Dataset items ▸
......

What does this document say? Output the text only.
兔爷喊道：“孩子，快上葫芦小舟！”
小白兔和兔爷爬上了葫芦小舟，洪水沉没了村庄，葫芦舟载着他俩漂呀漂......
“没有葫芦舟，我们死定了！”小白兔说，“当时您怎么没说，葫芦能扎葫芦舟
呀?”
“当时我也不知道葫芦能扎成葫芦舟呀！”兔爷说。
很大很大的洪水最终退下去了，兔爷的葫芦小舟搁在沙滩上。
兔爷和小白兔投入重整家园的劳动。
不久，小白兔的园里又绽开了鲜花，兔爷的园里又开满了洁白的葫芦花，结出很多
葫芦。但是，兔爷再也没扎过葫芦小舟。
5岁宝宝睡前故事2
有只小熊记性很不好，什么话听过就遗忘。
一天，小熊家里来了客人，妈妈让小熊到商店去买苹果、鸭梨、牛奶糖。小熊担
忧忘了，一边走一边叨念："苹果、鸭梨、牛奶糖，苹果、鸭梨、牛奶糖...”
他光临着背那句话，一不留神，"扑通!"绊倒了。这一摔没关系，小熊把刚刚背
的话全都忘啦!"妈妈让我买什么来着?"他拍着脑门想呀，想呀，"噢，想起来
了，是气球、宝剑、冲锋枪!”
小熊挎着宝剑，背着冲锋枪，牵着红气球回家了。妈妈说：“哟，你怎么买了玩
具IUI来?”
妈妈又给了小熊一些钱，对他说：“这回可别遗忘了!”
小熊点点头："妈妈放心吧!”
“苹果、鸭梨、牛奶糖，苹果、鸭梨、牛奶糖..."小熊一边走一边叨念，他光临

......

EXERCISE INSTRUCTIONS ▸ Write out each line of the data above again, exactly as given.

REPLY TO THE EXERCISE ▸
What does this document say? Output the text only.
兔爷喊道：“孩子，快上葫芦小舟！”
小白兔和兔爷爬上了葫芦小舟，洪水沉没了村庄，葫芦舟载着他俩漂呀漂......
“没有葫芦舟，我们死定了！”小白兔说，“当时您怎么没说，葫芦能扎葫芦舟
呀?”
“当时我也不知道葫芦能扎成葫芦舟呀！”兔爷说。
很大很大的洪水最终退下去了，兔爷的葫芦小舟搁在沙滩上。
兔爷和小白兔投入重整家园的劳动。
不久，小白兔的园里又绽开了鲜花，兔爷的园里又开满了洁白的葫芦花，结出很多
葫芦。但是，兔爷再也没扎过葫芦小舟。
5岁宝宝睡前故事2
有只小熊记性很不好，什么话听过就遗忘。
一天，小熊家里来了客人，妈妈让小熊到商店去买苹果、鸭梨、牛奶糖。小熊担
忧忘了，一边走一边叨念："苹果、鸭梨、牛奶糖，苹果、鸭梨、牛奶糖...”
他光临着背那句话，一不留神，"扑通!"绊倒了。这一摔没关系，小熊把刚刚背
的话全都忘啦!"妈妈让我买什么来着?"他拍着脑门想呀，想呀，"噢，想起来
了，是气球、宝剑、冲锋枪!”
小熊挎着宝剑，背着冲锋枪，牵着红气球回家了。妈妈说：“哟，你怎么买了玩
具IUI来?”
妈妈又给了小熊一些钱，对他说：“这回可别遗忘了!”
小熊点点头："妈妈放心吧!”
“苹果、鸭梨、牛奶糖，苹果、鸭梨、牛奶糖..."小熊一边走一边叨念，他光临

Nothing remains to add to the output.